### [EXERCISE TASK]
Locate each line in the records containing "linea". Copy it.

Items from a data source
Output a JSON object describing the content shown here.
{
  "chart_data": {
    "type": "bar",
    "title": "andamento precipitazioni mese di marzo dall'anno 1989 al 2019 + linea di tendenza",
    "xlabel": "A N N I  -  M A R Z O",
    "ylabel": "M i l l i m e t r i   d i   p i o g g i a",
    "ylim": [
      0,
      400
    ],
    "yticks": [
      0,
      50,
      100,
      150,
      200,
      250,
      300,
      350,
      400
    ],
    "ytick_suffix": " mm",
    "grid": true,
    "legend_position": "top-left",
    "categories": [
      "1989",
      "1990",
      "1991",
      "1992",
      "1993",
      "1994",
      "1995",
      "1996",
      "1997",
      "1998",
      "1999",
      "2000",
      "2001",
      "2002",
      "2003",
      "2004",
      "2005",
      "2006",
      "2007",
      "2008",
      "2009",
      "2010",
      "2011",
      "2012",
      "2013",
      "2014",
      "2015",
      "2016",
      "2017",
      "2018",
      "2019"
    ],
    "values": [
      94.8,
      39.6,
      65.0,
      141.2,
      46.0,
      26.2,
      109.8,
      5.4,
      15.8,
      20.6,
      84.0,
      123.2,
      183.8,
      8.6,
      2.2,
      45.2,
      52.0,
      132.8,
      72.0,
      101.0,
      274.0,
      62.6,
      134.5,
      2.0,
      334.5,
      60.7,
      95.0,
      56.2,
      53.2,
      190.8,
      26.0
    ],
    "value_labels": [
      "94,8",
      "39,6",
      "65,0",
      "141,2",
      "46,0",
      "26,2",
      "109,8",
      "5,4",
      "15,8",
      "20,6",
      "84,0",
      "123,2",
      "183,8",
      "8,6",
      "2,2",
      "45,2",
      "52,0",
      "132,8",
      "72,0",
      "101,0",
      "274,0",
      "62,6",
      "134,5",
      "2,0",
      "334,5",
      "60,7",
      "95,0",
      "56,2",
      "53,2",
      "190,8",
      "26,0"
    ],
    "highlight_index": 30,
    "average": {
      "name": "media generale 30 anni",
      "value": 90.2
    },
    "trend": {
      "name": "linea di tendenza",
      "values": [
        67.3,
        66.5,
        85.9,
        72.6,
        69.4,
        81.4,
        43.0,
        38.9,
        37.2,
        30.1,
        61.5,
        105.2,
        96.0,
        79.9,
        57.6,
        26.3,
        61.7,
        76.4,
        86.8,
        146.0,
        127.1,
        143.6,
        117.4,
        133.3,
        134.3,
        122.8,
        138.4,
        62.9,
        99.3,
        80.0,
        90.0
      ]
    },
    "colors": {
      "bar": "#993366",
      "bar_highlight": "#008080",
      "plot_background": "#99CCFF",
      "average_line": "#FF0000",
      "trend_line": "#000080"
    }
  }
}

### [RESPONSE TO THE EXERCISE]
    "title": "andamento precipitazioni mese di marzo dall'anno 1989 al 2019 + linea di tendenza",
      "name": "linea di tendenza",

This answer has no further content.